### WHAT THE TASK ASKS
Write out every entry exactly as it appears.

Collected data

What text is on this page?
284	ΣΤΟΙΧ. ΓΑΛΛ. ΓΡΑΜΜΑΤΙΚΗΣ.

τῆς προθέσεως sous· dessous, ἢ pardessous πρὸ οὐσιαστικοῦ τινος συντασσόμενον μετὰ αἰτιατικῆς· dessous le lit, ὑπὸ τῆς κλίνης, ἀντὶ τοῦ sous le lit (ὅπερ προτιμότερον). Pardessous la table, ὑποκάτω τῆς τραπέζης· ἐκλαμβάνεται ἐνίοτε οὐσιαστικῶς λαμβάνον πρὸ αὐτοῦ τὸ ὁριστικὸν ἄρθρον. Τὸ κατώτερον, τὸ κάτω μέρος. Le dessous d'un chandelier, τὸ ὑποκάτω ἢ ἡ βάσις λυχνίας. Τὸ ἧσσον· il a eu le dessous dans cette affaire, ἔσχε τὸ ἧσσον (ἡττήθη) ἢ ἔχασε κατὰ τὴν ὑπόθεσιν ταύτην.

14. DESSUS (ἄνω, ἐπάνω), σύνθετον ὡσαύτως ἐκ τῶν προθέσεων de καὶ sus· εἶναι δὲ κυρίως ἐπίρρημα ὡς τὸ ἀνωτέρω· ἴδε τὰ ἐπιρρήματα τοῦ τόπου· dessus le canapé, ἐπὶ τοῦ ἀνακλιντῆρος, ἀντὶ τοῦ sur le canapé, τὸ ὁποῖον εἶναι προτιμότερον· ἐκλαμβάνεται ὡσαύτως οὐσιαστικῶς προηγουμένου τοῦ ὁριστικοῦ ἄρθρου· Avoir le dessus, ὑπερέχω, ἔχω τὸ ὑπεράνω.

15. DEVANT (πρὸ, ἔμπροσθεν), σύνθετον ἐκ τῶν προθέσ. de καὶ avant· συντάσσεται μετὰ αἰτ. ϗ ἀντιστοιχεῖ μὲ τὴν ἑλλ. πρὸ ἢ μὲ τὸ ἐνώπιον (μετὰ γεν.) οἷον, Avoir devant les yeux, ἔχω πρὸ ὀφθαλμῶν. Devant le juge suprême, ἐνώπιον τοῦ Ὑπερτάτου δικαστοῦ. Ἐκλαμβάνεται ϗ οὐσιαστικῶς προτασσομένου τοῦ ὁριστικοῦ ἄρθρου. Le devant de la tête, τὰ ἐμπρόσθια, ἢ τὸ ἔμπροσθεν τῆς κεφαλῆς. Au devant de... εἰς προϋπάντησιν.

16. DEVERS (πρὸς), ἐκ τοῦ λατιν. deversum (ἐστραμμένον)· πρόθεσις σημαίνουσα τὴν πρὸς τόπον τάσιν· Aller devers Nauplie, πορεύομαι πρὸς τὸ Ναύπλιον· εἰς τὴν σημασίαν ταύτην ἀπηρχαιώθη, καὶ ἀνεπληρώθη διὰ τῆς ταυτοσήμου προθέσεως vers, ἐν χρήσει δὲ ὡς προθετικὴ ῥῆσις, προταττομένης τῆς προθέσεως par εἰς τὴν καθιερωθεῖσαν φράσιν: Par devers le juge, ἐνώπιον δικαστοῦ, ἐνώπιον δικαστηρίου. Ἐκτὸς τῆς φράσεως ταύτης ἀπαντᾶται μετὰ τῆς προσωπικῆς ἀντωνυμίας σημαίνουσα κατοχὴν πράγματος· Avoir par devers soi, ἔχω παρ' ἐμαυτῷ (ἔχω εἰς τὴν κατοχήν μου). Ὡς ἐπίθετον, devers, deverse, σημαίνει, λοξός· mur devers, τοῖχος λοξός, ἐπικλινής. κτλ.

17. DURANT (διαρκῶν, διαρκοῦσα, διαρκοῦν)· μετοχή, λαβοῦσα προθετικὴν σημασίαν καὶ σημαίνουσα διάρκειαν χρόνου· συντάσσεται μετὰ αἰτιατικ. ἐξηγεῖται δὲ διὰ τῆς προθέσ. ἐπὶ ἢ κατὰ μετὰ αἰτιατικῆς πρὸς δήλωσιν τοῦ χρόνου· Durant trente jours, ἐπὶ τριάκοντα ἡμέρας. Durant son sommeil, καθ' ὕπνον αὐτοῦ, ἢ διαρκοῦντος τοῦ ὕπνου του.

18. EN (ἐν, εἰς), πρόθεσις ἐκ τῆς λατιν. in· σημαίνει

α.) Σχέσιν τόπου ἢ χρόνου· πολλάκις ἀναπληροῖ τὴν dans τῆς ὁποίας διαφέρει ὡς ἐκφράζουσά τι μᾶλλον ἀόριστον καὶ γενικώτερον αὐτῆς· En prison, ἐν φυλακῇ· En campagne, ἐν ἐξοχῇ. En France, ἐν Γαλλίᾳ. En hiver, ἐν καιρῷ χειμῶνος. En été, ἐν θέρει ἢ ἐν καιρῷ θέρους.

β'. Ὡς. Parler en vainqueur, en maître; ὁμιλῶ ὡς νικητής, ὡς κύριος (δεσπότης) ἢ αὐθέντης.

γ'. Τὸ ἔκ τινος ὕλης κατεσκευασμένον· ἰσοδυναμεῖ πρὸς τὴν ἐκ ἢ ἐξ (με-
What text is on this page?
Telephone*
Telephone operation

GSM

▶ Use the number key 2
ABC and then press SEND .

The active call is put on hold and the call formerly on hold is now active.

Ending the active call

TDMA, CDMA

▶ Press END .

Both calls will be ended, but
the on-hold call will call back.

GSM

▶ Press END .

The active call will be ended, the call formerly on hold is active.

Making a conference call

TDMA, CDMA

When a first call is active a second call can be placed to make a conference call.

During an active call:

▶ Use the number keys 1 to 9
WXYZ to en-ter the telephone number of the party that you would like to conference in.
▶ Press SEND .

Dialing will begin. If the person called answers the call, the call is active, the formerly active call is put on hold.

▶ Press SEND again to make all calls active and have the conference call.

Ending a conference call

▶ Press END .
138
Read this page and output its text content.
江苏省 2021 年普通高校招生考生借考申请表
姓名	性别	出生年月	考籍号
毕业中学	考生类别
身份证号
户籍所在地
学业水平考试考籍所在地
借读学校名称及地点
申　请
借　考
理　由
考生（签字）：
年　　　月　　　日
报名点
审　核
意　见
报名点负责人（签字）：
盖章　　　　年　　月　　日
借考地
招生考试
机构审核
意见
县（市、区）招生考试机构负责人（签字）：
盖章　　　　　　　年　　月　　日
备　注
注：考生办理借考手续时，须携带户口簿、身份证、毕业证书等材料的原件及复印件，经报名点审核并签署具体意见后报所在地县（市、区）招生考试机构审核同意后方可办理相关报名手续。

### EXERCISE SOLUTION
What text is on this page?
284	ΣΤΟΙΧ. ΓΑΛΛ. ΓΡΑΜΜΑΤΙΚΗΣ.

τῆς προθέσεως sous· dessous, ἢ pardessous πρὸ οὐσιαστικοῦ τινος συντασσόμενον μετὰ αἰτιατικῆς· dessous le lit, ὑπὸ τῆς κλίνης, ἀντὶ τοῦ sous le lit (ὅπερ προτιμότερον). Pardessous la table, ὑποκάτω τῆς τραπέζης· ἐκλαμβάνεται ἐνίοτε οὐσιαστικῶς λαμβάνον πρὸ αὐτοῦ τὸ ὁριστικὸν ἄρθρον. Τὸ κατώτερον, τὸ κάτω μέρος. Le dessous d'un chandelier, τὸ ὑποκάτω ἢ ἡ βάσις λυχνίας. Τὸ ἧσσον· il a eu le dessous dans cette affaire, ἔσχε τὸ ἧσσον (ἡττήθη) ἢ ἔχασε κατὰ τὴν ὑπόθεσιν ταύτην.

14. DESSUS (ἄνω, ἐπάνω), σύνθετον ὡσαύτως ἐκ τῶν προθέσεων de καὶ sus· εἶναι δὲ κυρίως ἐπίρρημα ὡς τὸ ἀνωτέρω· ἴδε τὰ ἐπιρρήματα τοῦ τόπου· dessus le canapé, ἐπὶ τοῦ ἀνακλιντῆρος, ἀντὶ τοῦ sur le canapé, τὸ ὁποῖον εἶναι προτιμότερον· ἐκλαμβάνεται ὡσαύτως οὐσιαστικῶς προηγουμένου τοῦ ὁριστικοῦ ἄρθρου· Avoir le dessus, ὑπερέχω, ἔχω τὸ ὑπεράνω.

15. DEVANT (πρὸ, ἔμπροσθεν), σύνθετον ἐκ τῶν προθέσ. de καὶ avant· συντάσσεται μετὰ αἰτ. ϗ ἀντιστοιχεῖ μὲ τὴν ἑλλ. πρὸ ἢ μὲ τὸ ἐνώπιον (μετὰ γεν.) οἷον, Avoir devant les yeux, ἔχω πρὸ ὀφθαλμῶν. Devant le juge suprême, ἐνώπιον τοῦ Ὑπερτάτου δικαστοῦ. Ἐκλαμβάνεται ϗ οὐσιαστικῶς προτασσομένου τοῦ ὁριστικοῦ ἄρθρου. Le devant de la tête, τὰ ἐμπρόσθια, ἢ τὸ ἔμπροσθεν τῆς κεφαλῆς. Au devant de... εἰς προϋπάντησιν.

16. DEVERS (πρὸς), ἐκ τοῦ λατιν. deversum (ἐστραμμένον)· πρόθεσις σημαίνουσα τὴν πρὸς τόπον τάσιν· Aller devers Nauplie, πορεύομαι πρὸς τὸ Ναύπλιον· εἰς τὴν σημασίαν ταύτην ἀπηρχαιώθη, καὶ ἀνεπληρώθη διὰ τῆς ταυτοσήμου προθέσεως vers, ἐν χρήσει δὲ ὡς προθετικὴ ῥῆσις, προταττομένης τῆς προθέσεως par εἰς τὴν καθιερωθεῖσαν φράσιν: Par devers le juge, ἐνώπιον δικαστοῦ, ἐνώπιον δικαστηρίου. Ἐκτὸς τῆς φράσεως ταύτης ἀπαντᾶται μετὰ τῆς προσωπικῆς ἀντωνυμίας σημαίνουσα κατοχὴν πράγματος· Avoir par devers soi, ἔχω παρ' ἐμαυτῷ (ἔχω εἰς τὴν κατοχήν μου). Ὡς ἐπίθετον, devers, deverse, σημαίνει, λοξός· mur devers, τοῖχος λοξός, ἐπικλινής. κτλ.

17. DURANT (διαρκῶν, διαρκοῦσα, διαρκοῦν)· μετοχή, λαβοῦσα προθετικὴν σημασίαν καὶ σημαίνουσα διάρκειαν χρόνου· συντάσσεται μετὰ αἰτιατικ. ἐξηγεῖται δὲ διὰ τῆς προθέσ. ἐπὶ ἢ κατὰ μετὰ αἰτιατικῆς πρὸς δήλωσιν τοῦ χρόνου· Durant trente jours, ἐπὶ τριάκοντα ἡμέρας. Durant son sommeil, καθ' ὕπνον αὐτοῦ, ἢ διαρκοῦντος τοῦ ὕπνου του.

18. EN (ἐν, εἰς), πρόθεσις ἐκ τῆς λατιν. in· σημαίνει

α.) Σχέσιν τόπου ἢ χρόνου· πολλάκις ἀναπληροῖ τὴν dans τῆς ὁποίας διαφέρει ὡς ἐκφράζουσά τι μᾶλλον ἀόριστον καὶ γενικώτερον αὐτῆς· En prison, ἐν φυλακῇ· En campagne, ἐν ἐξοχῇ. En France, ἐν Γαλλίᾳ. En hiver, ἐν καιρῷ χειμῶνος. En été, ἐν θέρει ἢ ἐν καιρῷ θέρους.

β'. Ὡς. Parler en vainqueur, en maître; ὁμιλῶ ὡς νικητής, ὡς κύριος (δεσπότης) ἢ αὐθέντης.

γ'. Τὸ ἔκ τινος ὕλης κατεσκευασμένον· ἰσοδυναμεῖ πρὸς τὴν ἐκ ἢ ἐξ (με-
What text is on this page?
Telephone*
Telephone operation

GSM

▶ Use the number key 2
ABC and then press SEND .

The active call is put on hold and the call formerly on hold is now active.

Ending the active call

TDMA, CDMA

▶ Press END .

Both calls will be ended, but
the on-hold call will call back.

GSM

▶ Press END .

The active call will be ended, the call formerly on hold is active.

Making a conference call

TDMA, CDMA

When a first call is active a second call can be placed to make a conference call.

During an active call:

▶ Use the number keys 1 to 9
WXYZ to en-ter the telephone number of the party that you would like to conference in.
▶ Press SEND .

Dialing will begin. If the person called answers the call, the call is active, the formerly active call is put on hold.

▶ Press SEND again to make all calls active and have the conference call.

Ending a conference call

▶ Press END .
138
Read this page and output its text content.
江苏省 2021 年普通高校招生考生借考申请表
姓名	性别	出生年月	考籍号
毕业中学	考生类别
身份证号
户籍所在地
学业水平考试考籍所在地
借读学校名称及地点
申　请
借　考
理　由
考生（签字）：
年　　　月　　　日
报名点
审　核
意　见
报名点负责人（签字）：
盖章　　　　年　　月　　日
借考地
招生考试
机构审核
意见
县（市、区）招生考试机构负责人（签字）：
盖章　　　　　　　年　　月　　日
备　注
注：考生办理借考手续时，须携带户口簿、身份证、毕业证书等材料的原件及复印件，经报名点审核并签署具体意见后报所在地县（市、区）招生考试机构审核同意后方可办理相关报名手续。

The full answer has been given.